Repeat the whole listing exactly.

====== Provided entries

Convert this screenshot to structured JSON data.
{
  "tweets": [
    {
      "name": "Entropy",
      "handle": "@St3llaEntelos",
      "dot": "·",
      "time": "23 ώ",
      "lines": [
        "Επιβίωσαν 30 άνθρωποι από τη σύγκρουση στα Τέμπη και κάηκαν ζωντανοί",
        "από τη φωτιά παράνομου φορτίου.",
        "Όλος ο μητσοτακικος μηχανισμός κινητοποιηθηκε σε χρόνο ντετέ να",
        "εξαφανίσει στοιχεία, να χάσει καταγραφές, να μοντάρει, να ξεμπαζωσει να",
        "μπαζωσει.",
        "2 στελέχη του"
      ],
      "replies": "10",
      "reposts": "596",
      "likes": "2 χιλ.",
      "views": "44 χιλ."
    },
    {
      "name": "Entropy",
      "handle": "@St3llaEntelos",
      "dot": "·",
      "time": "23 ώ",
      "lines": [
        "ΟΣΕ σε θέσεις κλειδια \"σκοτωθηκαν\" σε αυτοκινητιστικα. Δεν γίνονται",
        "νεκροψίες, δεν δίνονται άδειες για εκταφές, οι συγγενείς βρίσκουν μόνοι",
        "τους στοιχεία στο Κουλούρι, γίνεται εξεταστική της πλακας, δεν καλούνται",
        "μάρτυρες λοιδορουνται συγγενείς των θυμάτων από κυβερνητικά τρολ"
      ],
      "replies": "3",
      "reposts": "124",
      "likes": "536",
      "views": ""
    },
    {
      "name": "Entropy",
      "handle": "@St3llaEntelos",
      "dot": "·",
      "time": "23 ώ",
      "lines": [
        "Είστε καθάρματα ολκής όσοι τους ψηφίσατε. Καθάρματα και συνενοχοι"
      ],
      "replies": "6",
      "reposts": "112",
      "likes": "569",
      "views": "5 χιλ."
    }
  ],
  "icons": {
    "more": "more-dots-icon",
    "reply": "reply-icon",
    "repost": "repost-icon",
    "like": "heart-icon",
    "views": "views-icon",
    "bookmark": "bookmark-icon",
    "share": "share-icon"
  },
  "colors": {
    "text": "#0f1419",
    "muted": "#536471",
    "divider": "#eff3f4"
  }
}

============

Exercise answer:
Convert this screenshot to structured JSON data.
{
  "tweets": [
    {
      "name": "Entropy",
      "handle": "@St3llaEntelos",
      "dot": "·",
      "time": "23 ώ",
      "lines": [
        "Επιβίωσαν 30 άνθρωποι από τη σύγκρουση στα Τέμπη και κάηκαν ζωντανοί",
        "από τη φωτιά παράνομου φορτίου.",
        "Όλος ο μητσοτακικος μηχανισμός κινητοποιηθηκε σε χρόνο ντετέ να",
        "εξαφανίσει στοιχεία, να χάσει καταγραφές, να μοντάρει, να ξεμπαζωσει να",
        "μπαζωσει.",
        "2 στελέχη του"
      ],
      "replies": "10",
      "reposts": "596",
      "likes": "2 χιλ.",
      "views": "44 χιλ."
    },
    {
      "name": "Entropy",
      "handle": "@St3llaEntelos",
      "dot": "·",
      "time": "23 ώ",
      "lines": [
        "ΟΣΕ σε θέσεις κλειδια \"σκοτωθηκαν\" σε αυτοκινητιστικα. Δεν γίνονται",
        "νεκροψίες, δεν δίνονται άδειες για εκταφές, οι συγγενείς βρίσκουν μόνοι",
        "τους στοιχεία στο Κουλούρι, γίνεται εξεταστική της πλακας, δεν καλούνται",
        "μάρτυρες λοιδορουνται συγγενείς των θυμάτων από κυβερνητικά τρολ"
      ],
      "replies": "3",
      "reposts": "124",
      "likes": "536",
      "views": ""
    },
    {
      "name": "Entropy",
      "handle": "@St3llaEntelos",
      "dot": "·",
      "time": "23 ώ",
      "lines": [
        "Είστε καθάρματα ολκής όσοι τους ψηφίσατε. Καθάρματα και συνενοχοι"
      ],
      "replies": "6",
      "reposts": "112",
      "likes": "569",
      "views": "5 χιλ."
    }
  ],
  "icons": {
    "more": "more-dots-icon",
    "reply": "reply-icon",
    "repost": "repost-icon",
    "like": "heart-icon",
    "views": "views-icon",
    "bookmark": "bookmark-icon",
    "share": "share-icon"
  },
  "colors": {
    "text": "#0f1419",
    "muted": "#536471",
    "divider": "#eff3f4"
  }
}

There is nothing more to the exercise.